> OBJECTIVE:
Keep every line where the word "Getter" appears; drop the rest.

Data records

● ● ● ● ● ● ●

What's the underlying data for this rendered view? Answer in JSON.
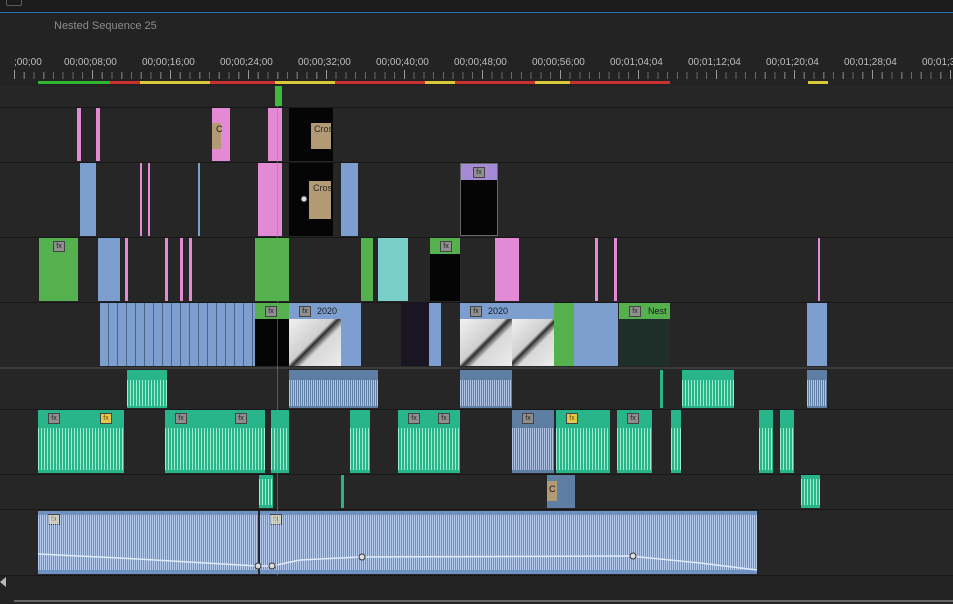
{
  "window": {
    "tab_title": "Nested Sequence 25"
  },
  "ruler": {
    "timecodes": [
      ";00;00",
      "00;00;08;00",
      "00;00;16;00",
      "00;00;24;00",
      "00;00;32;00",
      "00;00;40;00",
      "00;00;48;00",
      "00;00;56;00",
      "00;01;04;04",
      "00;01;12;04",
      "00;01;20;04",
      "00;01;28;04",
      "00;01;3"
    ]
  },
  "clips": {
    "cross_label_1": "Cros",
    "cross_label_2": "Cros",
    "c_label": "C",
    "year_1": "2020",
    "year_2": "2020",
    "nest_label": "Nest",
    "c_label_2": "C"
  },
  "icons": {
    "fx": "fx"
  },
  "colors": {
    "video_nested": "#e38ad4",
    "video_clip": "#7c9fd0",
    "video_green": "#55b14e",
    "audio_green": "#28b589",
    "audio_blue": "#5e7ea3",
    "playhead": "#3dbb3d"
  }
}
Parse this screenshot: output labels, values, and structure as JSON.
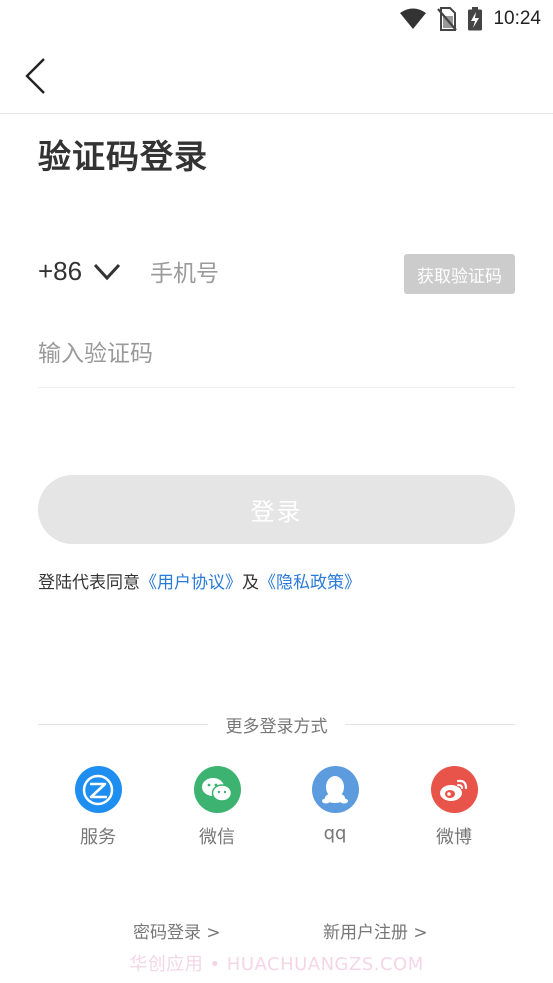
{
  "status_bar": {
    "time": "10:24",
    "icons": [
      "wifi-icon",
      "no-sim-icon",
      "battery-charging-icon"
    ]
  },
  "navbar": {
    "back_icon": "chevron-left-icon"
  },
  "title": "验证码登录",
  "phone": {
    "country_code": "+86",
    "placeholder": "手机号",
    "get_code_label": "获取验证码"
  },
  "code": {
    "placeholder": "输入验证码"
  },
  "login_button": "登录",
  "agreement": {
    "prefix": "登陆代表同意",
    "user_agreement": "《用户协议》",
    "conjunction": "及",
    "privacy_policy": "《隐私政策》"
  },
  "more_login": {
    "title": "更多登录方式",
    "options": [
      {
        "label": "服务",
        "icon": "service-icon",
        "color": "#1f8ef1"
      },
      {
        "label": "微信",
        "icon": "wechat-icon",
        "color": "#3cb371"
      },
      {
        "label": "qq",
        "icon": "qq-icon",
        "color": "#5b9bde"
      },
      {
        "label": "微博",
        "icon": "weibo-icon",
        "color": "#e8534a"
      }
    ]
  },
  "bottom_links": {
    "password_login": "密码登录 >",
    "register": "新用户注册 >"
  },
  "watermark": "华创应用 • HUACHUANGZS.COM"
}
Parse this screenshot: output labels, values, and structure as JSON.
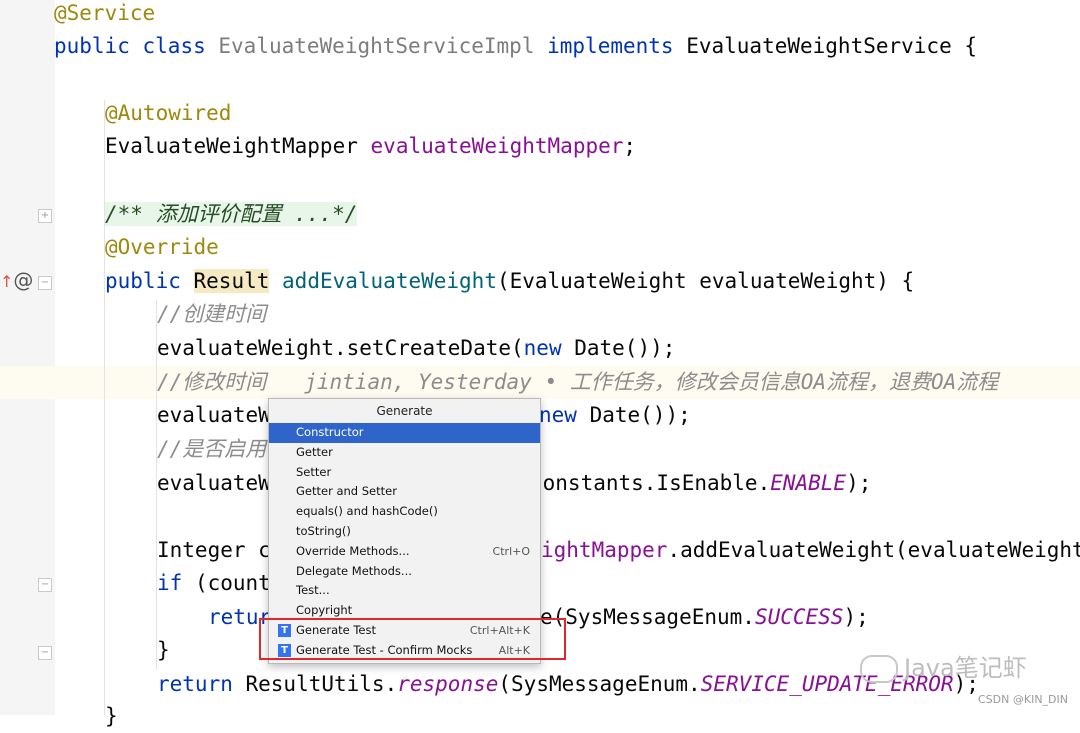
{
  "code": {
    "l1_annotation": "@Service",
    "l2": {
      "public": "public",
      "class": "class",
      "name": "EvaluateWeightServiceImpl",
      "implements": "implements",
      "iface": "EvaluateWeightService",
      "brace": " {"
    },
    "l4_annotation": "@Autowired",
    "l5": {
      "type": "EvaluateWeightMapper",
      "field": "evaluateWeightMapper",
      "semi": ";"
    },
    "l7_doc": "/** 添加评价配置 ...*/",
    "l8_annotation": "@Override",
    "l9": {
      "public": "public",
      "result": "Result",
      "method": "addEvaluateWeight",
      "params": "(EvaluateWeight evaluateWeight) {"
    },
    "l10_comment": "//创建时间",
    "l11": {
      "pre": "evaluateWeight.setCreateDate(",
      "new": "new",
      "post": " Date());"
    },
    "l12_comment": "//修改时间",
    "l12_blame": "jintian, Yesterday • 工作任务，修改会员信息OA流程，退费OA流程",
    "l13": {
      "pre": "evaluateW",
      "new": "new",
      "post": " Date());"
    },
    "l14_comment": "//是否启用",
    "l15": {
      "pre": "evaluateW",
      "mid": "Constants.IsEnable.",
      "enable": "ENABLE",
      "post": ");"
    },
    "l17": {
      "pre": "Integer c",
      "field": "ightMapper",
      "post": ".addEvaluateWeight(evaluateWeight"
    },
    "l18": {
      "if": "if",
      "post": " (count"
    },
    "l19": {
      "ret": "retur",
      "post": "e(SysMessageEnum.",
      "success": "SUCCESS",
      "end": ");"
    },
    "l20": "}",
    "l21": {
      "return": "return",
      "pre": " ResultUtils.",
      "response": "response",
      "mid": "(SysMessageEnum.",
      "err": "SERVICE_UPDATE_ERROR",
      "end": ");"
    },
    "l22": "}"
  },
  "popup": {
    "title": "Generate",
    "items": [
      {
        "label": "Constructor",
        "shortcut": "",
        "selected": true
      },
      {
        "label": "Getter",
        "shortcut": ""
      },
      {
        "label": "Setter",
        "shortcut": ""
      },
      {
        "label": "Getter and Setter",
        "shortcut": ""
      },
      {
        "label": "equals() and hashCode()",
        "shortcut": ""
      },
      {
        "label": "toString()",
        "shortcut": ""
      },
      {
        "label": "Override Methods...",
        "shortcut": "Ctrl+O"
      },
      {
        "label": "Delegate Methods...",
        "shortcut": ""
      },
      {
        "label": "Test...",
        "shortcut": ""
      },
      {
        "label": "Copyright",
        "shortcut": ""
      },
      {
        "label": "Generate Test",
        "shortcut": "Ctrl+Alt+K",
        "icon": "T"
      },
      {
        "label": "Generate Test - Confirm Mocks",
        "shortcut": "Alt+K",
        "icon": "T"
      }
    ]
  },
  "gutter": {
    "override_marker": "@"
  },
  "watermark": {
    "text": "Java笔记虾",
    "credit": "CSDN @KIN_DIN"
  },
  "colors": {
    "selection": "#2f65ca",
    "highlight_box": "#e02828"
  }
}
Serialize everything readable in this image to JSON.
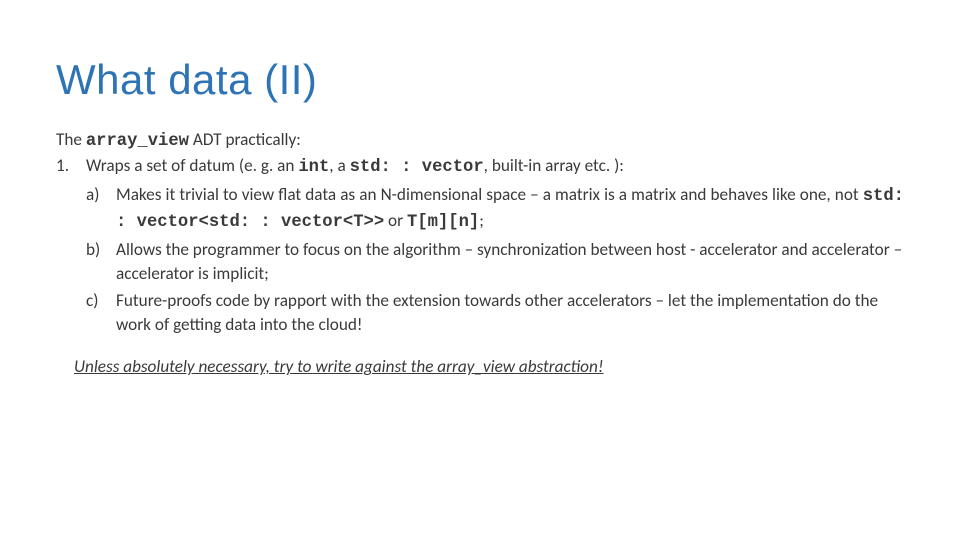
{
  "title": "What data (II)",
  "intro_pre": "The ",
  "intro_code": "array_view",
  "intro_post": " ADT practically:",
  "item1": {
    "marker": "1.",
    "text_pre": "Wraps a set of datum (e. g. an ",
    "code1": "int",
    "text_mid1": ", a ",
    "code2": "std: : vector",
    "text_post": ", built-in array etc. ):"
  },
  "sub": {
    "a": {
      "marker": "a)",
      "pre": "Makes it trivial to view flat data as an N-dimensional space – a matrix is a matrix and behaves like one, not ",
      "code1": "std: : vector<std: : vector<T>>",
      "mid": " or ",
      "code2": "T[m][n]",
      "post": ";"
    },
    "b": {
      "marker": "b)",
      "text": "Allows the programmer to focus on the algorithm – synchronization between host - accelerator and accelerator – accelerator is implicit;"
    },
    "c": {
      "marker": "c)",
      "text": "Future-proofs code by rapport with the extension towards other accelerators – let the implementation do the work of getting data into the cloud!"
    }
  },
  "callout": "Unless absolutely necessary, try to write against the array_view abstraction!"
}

● ● ● ● ● ● ●

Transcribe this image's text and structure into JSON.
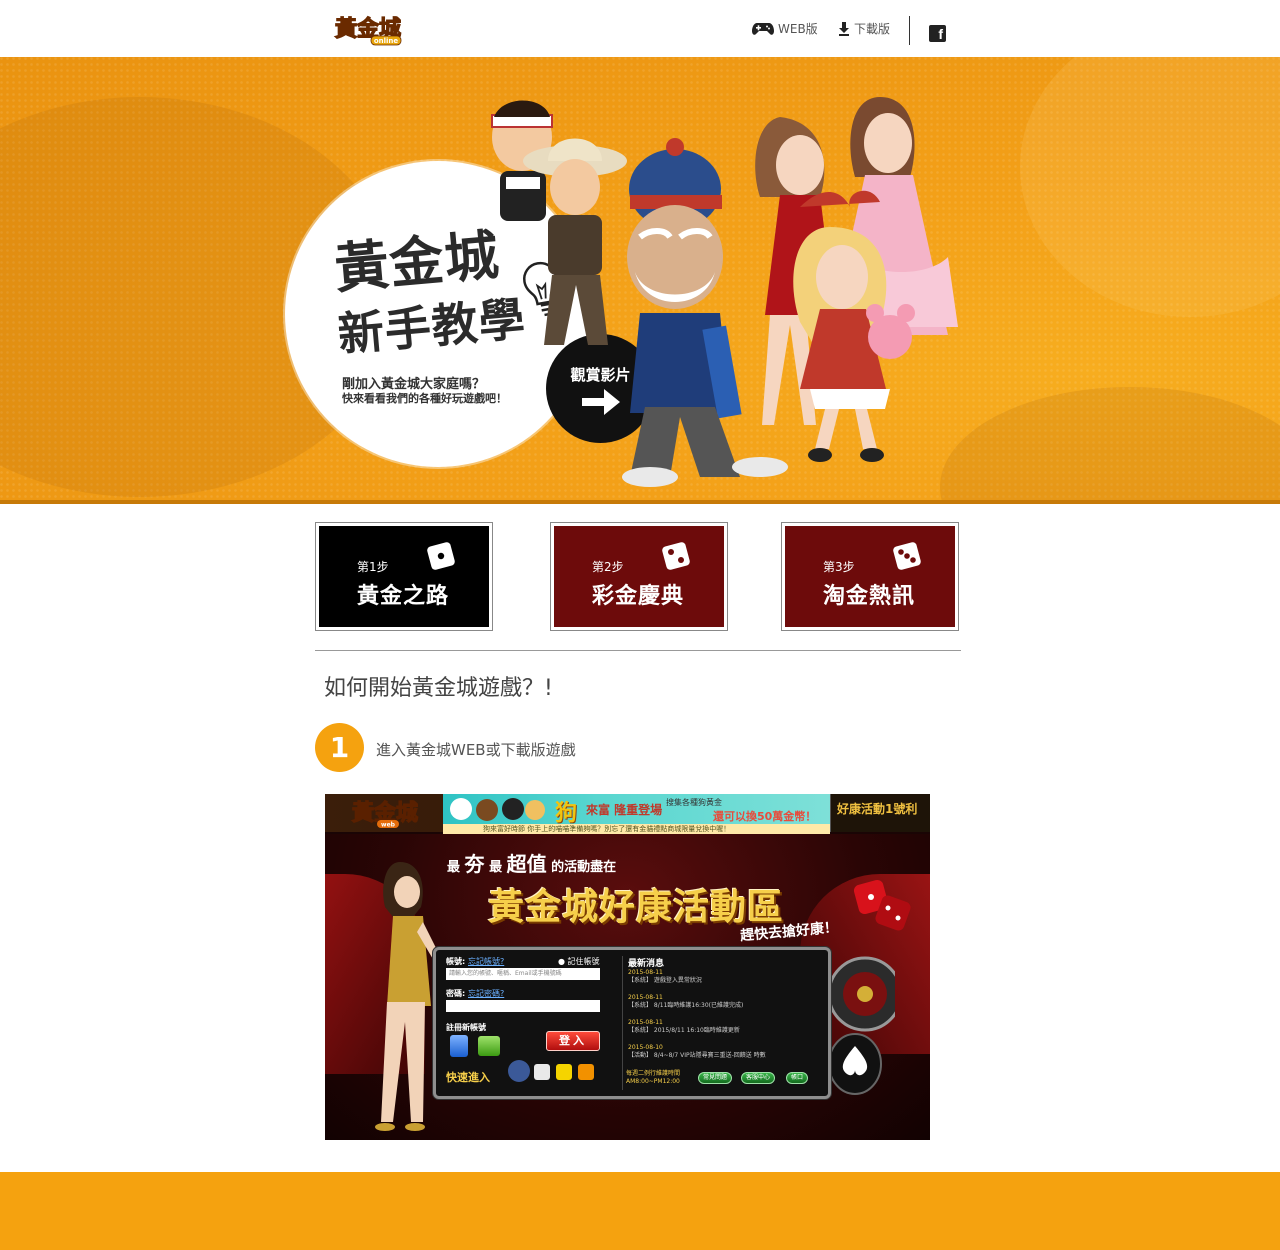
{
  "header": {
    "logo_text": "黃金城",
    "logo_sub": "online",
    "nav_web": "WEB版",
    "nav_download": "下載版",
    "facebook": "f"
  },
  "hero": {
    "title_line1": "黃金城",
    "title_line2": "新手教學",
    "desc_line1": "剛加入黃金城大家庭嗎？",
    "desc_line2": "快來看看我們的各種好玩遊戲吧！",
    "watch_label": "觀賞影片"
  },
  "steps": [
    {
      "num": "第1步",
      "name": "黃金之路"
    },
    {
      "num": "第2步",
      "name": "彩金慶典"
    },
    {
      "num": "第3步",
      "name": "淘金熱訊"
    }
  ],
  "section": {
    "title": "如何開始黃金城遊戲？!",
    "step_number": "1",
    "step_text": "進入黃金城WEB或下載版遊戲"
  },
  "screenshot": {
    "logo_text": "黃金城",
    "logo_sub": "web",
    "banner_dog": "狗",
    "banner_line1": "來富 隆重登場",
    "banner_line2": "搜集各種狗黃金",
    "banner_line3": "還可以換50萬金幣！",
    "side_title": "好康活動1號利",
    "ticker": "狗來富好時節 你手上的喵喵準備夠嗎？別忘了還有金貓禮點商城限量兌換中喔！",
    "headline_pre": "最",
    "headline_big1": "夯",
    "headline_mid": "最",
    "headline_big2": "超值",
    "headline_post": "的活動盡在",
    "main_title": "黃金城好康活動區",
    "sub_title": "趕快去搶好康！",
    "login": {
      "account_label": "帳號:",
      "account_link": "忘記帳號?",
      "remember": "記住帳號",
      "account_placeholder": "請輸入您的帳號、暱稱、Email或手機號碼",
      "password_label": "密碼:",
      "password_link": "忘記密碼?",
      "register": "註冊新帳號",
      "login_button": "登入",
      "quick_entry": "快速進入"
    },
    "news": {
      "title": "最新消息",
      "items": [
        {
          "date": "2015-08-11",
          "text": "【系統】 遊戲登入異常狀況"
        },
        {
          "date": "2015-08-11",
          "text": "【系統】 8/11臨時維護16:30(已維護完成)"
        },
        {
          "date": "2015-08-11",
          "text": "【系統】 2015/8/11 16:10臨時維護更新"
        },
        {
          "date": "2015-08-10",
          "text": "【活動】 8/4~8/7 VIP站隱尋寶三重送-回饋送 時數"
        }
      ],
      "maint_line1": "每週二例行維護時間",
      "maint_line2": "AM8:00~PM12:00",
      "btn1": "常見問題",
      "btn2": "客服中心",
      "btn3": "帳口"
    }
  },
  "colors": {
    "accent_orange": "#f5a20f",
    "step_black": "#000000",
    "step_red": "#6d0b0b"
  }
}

● ● ● ● ● ● ●

> ANSWER FOR THIS EXERCISE:
        "label": "Getter",
        "label": "Getter and Setter",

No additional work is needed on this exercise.